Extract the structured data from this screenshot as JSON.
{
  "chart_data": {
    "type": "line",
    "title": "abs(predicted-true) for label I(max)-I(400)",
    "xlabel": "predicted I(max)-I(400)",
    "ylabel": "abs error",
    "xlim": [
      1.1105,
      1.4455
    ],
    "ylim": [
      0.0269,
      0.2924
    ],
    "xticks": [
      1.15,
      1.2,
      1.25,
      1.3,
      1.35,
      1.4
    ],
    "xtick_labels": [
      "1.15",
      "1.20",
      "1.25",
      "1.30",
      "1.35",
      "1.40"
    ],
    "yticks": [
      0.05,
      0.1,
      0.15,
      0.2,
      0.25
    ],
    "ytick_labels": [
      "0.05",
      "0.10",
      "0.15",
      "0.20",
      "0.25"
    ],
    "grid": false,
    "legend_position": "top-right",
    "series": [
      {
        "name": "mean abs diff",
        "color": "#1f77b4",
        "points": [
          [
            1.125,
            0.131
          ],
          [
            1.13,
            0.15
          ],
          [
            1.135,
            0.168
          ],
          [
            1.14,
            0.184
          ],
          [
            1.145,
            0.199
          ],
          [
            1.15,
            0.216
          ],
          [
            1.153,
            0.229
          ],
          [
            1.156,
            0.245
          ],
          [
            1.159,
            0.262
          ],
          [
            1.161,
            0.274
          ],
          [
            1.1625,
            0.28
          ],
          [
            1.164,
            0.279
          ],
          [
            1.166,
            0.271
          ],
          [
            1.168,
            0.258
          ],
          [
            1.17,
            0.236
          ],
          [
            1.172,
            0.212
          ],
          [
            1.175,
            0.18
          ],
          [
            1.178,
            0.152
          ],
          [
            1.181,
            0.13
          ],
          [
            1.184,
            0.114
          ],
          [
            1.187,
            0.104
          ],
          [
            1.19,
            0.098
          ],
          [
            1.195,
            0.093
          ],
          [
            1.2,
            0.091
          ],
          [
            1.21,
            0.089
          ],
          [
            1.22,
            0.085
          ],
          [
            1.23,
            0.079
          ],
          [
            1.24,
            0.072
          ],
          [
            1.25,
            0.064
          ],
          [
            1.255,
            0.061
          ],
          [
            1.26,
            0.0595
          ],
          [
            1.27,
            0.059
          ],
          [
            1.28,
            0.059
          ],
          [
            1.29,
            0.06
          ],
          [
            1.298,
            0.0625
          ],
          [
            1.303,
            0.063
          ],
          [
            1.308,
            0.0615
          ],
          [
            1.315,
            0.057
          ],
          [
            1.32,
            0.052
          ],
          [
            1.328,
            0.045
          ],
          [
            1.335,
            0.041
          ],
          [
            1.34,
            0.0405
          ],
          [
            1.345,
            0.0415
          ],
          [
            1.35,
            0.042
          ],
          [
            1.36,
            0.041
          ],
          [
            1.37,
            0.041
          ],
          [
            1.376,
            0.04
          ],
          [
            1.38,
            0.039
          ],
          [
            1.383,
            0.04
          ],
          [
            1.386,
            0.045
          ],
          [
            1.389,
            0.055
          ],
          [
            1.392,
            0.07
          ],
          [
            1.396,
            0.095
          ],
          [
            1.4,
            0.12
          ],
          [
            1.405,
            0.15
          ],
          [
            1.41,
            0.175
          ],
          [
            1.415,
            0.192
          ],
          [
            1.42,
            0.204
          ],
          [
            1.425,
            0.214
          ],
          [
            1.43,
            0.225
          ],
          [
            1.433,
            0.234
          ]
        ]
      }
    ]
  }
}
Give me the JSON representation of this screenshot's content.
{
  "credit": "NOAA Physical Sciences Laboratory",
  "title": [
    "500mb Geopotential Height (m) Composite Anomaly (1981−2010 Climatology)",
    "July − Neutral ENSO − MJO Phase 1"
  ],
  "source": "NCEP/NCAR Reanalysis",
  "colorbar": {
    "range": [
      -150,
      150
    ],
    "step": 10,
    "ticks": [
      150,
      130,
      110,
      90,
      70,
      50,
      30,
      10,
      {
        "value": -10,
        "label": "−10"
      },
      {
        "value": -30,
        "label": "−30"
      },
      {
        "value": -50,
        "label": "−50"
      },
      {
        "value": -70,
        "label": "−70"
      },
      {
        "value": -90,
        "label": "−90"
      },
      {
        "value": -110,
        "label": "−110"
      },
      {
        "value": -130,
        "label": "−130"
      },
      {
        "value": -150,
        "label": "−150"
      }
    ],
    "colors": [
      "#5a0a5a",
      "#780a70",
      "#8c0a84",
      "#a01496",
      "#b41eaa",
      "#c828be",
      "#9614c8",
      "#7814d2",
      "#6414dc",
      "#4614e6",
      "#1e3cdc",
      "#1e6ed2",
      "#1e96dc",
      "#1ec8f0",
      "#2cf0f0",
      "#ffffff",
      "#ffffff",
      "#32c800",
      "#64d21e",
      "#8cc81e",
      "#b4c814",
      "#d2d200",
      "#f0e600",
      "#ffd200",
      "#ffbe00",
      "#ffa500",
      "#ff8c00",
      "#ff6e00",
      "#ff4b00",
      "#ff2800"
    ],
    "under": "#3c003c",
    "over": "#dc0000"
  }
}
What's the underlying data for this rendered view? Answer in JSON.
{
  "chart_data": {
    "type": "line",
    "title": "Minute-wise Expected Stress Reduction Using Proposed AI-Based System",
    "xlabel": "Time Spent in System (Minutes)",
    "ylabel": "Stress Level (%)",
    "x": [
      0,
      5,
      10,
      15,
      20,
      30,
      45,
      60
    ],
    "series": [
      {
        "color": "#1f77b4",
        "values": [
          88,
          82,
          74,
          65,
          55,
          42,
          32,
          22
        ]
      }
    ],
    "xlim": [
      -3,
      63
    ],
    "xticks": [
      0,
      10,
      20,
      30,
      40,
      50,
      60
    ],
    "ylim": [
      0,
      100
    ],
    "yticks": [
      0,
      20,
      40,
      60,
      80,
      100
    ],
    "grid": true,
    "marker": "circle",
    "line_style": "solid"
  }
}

::::::

● What you need to do
Repeat all entries. Match them exactly.

● Output below
Extract the structured data from this screenshot as JSON.
{
  "chart_data": {
    "type": "line",
    "title": "abs(predicted-true) for label I(max)-I(400)",
    "xlabel": "predicted I(max)-I(400)",
    "ylabel": "abs error",
    "xlim": [
      1.1105,
      1.4455
    ],
    "ylim": [
      0.0269,
      0.2924
    ],
    "xticks": [
      1.15,
      1.2,
      1.25,
      1.3,
      1.35,
      1.4
    ],
    "xtick_labels": [
      "1.15",
      "1.20",
      "1.25",
      "1.30",
      "1.35",
      "1.40"
    ],
    "yticks": [
      0.05,
      0.1,
      0.15,
      0.2,
      0.25
    ],
    "ytick_labels": [
      "0.05",
      "0.10",
      "0.15",
      "0.20",
      "0.25"
    ],
    "grid": false,
    "legend_position": "top-right",
    "series": [
      {
        "name": "mean abs diff",
        "color": "#1f77b4",
        "points": [
          [
            1.125,
            0.131
          ],
          [
            1.13,
            0.15
          ],
          [
            1.135,
            0.168
          ],
          [
            1.14,
            0.184
          ],
          [
            1.145,
            0.199
          ],
          [
            1.15,
            0.216
          ],
          [
            1.153,
            0.229
          ],
          [
            1.156,
            0.245
          ],
          [
            1.159,
            0.262
          ],
          [
            1.161,
            0.274
          ],
          [
            1.1625,
            0.28
          ],
          [
            1.164,
            0.279
          ],
          [
            1.166,
            0.271
          ],
          [
            1.168,
            0.258
          ],
          [
            1.17,
            0.236
          ],
          [
            1.172,
            0.212
          ],
          [
            1.175,
            0.18
          ],
          [
            1.178,
            0.152
          ],
          [
            1.181,
            0.13
          ],
          [
            1.184,
            0.114
          ],
          [
            1.187,
            0.104
          ],
          [
            1.19,
            0.098
          ],
          [
            1.195,
            0.093
          ],
          [
            1.2,
            0.091
          ],
          [
            1.21,
            0.089
          ],
          [
            1.22,
            0.085
          ],
          [
            1.23,
            0.079
          ],
          [
            1.24,
            0.072
          ],
          [
            1.25,
            0.064
          ],
          [
            1.255,
            0.061
          ],
          [
            1.26,
            0.0595
          ],
          [
            1.27,
            0.059
          ],
          [
            1.28,
            0.059
          ],
          [
            1.29,
            0.06
          ],
          [
            1.298,
            0.0625
          ],
          [
            1.303,
            0.063
          ],
          [
            1.308,
            0.0615
          ],
          [
            1.315,
            0.057
          ],
          [
            1.32,
            0.052
          ],
          [
            1.328,
            0.045
          ],
          [
            1.335,
            0.041
          ],
          [
            1.34,
            0.0405
          ],
          [
            1.345,
            0.0415
          ],
          [
            1.35,
            0.042
          ],
          [
            1.36,
            0.041
          ],
          [
            1.37,
            0.041
          ],
          [
            1.376,
            0.04
          ],
          [
            1.38,
            0.039
          ],
          [
            1.383,
            0.04
          ],
          [
            1.386,
            0.045
          ],
          [
            1.389,
            0.055
          ],
          [
            1.392,
            0.07
          ],
          [
            1.396,
            0.095
          ],
          [
            1.4,
            0.12
          ],
          [
            1.405,
            0.15
          ],
          [
            1.41,
            0.175
          ],
          [
            1.415,
            0.192
          ],
          [
            1.42,
            0.204
          ],
          [
            1.425,
            0.214
          ],
          [
            1.43,
            0.225
          ],
          [
            1.433,
            0.234
          ]
        ]
      }
    ]
  }
}
Give me the JSON representation of this screenshot's content.
{
  "credit": "NOAA Physical Sciences Laboratory",
  "title": [
    "500mb Geopotential Height (m) Composite Anomaly (1981−2010 Climatology)",
    "July − Neutral ENSO − MJO Phase 1"
  ],
  "source": "NCEP/NCAR Reanalysis",
  "colorbar": {
    "range": [
      -150,
      150
    ],
    "step": 10,
    "ticks": [
      150,
      130,
      110,
      90,
      70,
      50,
      30,
      10,
      {
        "value": -10,
        "label": "−10"
      },
      {
        "value": -30,
        "label": "−30"
      },
      {
        "value": -50,
        "label": "−50"
      },
      {
        "value": -70,
        "label": "−70"
      },
      {
        "value": -90,
        "label": "−90"
      },
      {
        "value": -110,
        "label": "−110"
      },
      {
        "value": -130,
        "label": "−130"
      },
      {
        "value": -150,
        "label": "−150"
      }
    ],
    "colors": [
      "#5a0a5a",
      "#780a70",
      "#8c0a84",
      "#a01496",
      "#b41eaa",
      "#c828be",
      "#9614c8",
      "#7814d2",
      "#6414dc",
      "#4614e6",
      "#1e3cdc",
      "#1e6ed2",
      "#1e96dc",
      "#1ec8f0",
      "#2cf0f0",
      "#ffffff",
      "#ffffff",
      "#32c800",
      "#64d21e",
      "#8cc81e",
      "#b4c814",
      "#d2d200",
      "#f0e600",
      "#ffd200",
      "#ffbe00",
      "#ffa500",
      "#ff8c00",
      "#ff6e00",
      "#ff4b00",
      "#ff2800"
    ],
    "under": "#3c003c",
    "over": "#dc0000"
  }
}
What's the underlying data for this rendered view? Answer in JSON.
{
  "chart_data": {
    "type": "line",
    "title": "Minute-wise Expected Stress Reduction Using Proposed AI-Based System",
    "xlabel": "Time Spent in System (Minutes)",
    "ylabel": "Stress Level (%)",
    "x": [
      0,
      5,
      10,
      15,
      20,
      30,
      45,
      60
    ],
    "series": [
      {
        "color": "#1f77b4",
        "values": [
          88,
          82,
          74,
          65,
          55,
          42,
          32,
          22
        ]
      }
    ],
    "xlim": [
      -3,
      63
    ],
    "xticks": [
      0,
      10,
      20,
      30,
      40,
      50,
      60
    ],
    "ylim": [
      0,
      100
    ],
    "yticks": [
      0,
      20,
      40,
      60,
      80,
      100
    ],
    "grid": true,
    "marker": "circle",
    "line_style": "solid"
  }
}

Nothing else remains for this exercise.